→ **WHAT THE EXERCISE ASKS**:
What follows is a listing; restate every line of it word for word.

────

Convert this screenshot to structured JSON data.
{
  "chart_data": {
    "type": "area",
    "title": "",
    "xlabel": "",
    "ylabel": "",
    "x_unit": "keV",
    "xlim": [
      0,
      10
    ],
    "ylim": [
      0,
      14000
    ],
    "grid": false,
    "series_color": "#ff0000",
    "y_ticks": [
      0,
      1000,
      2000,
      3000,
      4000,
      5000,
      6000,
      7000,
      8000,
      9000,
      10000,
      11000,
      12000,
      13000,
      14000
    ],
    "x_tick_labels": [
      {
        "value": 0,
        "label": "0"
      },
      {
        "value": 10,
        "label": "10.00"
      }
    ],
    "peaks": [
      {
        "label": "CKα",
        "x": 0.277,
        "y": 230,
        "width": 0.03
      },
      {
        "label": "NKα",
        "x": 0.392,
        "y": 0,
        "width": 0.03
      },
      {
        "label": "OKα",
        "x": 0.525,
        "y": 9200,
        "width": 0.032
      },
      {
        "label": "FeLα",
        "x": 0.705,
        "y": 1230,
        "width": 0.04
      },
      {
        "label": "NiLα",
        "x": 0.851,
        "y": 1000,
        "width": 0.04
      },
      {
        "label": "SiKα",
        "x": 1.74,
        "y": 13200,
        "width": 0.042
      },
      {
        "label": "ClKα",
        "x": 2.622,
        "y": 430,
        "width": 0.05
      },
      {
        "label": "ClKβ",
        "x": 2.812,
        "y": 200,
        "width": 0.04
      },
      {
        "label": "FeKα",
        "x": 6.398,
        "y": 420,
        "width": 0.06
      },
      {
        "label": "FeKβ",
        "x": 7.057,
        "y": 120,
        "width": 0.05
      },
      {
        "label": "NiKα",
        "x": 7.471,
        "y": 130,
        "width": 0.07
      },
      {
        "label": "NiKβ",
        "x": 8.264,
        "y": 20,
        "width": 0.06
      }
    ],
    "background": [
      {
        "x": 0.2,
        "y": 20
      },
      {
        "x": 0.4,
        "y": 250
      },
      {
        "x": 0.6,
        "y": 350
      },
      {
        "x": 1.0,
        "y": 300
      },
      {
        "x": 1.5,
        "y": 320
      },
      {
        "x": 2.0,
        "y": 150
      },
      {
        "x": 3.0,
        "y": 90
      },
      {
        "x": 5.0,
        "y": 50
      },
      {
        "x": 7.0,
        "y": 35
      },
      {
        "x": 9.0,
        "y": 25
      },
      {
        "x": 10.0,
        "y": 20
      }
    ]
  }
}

────

→ **WORKED SOLUTION**:
Convert this screenshot to structured JSON data.
{
  "chart_data": {
    "type": "area",
    "title": "",
    "xlabel": "",
    "ylabel": "",
    "x_unit": "keV",
    "xlim": [
      0,
      10
    ],
    "ylim": [
      0,
      14000
    ],
    "grid": false,
    "series_color": "#ff0000",
    "y_ticks": [
      0,
      1000,
      2000,
      3000,
      4000,
      5000,
      6000,
      7000,
      8000,
      9000,
      10000,
      11000,
      12000,
      13000,
      14000
    ],
    "x_tick_labels": [
      {
        "value": 0,
        "label": "0"
      },
      {
        "value": 10,
        "label": "10.00"
      }
    ],
    "peaks": [
      {
        "label": "CKα",
        "x": 0.277,
        "y": 230,
        "width": 0.03
      },
      {
        "label": "NKα",
        "x": 0.392,
        "y": 0,
        "width": 0.03
      },
      {
        "label": "OKα",
        "x": 0.525,
        "y": 9200,
        "width": 0.032
      },
      {
        "label": "FeLα",
        "x": 0.705,
        "y": 1230,
        "width": 0.04
      },
      {
        "label": "NiLα",
        "x": 0.851,
        "y": 1000,
        "width": 0.04
      },
      {
        "label": "SiKα",
        "x": 1.74,
        "y": 13200,
        "width": 0.042
      },
      {
        "label": "ClKα",
        "x": 2.622,
        "y": 430,
        "width": 0.05
      },
      {
        "label": "ClKβ",
        "x": 2.812,
        "y": 200,
        "width": 0.04
      },
      {
        "label": "FeKα",
        "x": 6.398,
        "y": 420,
        "width": 0.06
      },
      {
        "label": "FeKβ",
        "x": 7.057,
        "y": 120,
        "width": 0.05
      },
      {
        "label": "NiKα",
        "x": 7.471,
        "y": 130,
        "width": 0.07
      },
      {
        "label": "NiKβ",
        "x": 8.264,
        "y": 20,
        "width": 0.06
      }
    ],
    "background": [
      {
        "x": 0.2,
        "y": 20
      },
      {
        "x": 0.4,
        "y": 250
      },
      {
        "x": 0.6,
        "y": 350
      },
      {
        "x": 1.0,
        "y": 300
      },
      {
        "x": 1.5,
        "y": 320
      },
      {
        "x": 2.0,
        "y": 150
      },
      {
        "x": 3.0,
        "y": 90
      },
      {
        "x": 5.0,
        "y": 50
      },
      {
        "x": 7.0,
        "y": 35
      },
      {
        "x": 9.0,
        "y": 25
      },
      {
        "x": 10.0,
        "y": 20
      }
    ]
  }
}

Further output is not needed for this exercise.